TASK GOAL ▸ Go through the listing beneath this task and return every line that carries the string "Object".

Records:

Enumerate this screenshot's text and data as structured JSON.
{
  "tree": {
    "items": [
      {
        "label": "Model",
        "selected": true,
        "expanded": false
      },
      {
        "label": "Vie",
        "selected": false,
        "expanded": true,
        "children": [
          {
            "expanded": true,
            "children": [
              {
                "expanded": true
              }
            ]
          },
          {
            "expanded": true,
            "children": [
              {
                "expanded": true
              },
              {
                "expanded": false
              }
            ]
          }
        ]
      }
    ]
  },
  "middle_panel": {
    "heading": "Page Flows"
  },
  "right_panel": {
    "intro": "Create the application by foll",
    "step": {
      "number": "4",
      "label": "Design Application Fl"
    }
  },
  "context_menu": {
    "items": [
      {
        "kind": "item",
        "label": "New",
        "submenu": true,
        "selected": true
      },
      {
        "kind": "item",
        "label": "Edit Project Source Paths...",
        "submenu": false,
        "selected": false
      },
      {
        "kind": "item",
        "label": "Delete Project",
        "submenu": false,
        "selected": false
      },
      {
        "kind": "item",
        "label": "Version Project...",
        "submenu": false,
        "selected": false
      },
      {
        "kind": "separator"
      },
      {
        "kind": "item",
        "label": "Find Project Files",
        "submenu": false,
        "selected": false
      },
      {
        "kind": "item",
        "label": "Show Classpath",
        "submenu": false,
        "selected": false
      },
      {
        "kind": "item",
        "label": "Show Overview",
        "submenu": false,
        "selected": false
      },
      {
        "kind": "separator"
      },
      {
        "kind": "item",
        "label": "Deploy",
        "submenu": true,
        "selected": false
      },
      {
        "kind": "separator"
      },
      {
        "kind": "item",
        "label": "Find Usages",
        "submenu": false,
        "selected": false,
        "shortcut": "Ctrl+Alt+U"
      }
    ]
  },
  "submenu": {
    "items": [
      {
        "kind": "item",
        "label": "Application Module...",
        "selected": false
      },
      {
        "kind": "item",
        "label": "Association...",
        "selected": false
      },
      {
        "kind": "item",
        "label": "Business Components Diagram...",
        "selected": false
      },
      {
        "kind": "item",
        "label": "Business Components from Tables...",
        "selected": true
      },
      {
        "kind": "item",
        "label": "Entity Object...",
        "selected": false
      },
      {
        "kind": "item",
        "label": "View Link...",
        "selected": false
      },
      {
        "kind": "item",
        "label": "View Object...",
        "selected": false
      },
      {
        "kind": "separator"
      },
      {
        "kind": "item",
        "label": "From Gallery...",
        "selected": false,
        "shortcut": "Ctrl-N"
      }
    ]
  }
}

EXERCISE RESULT ▸
        "label": "Entity Object...",
        "label": "View Object...",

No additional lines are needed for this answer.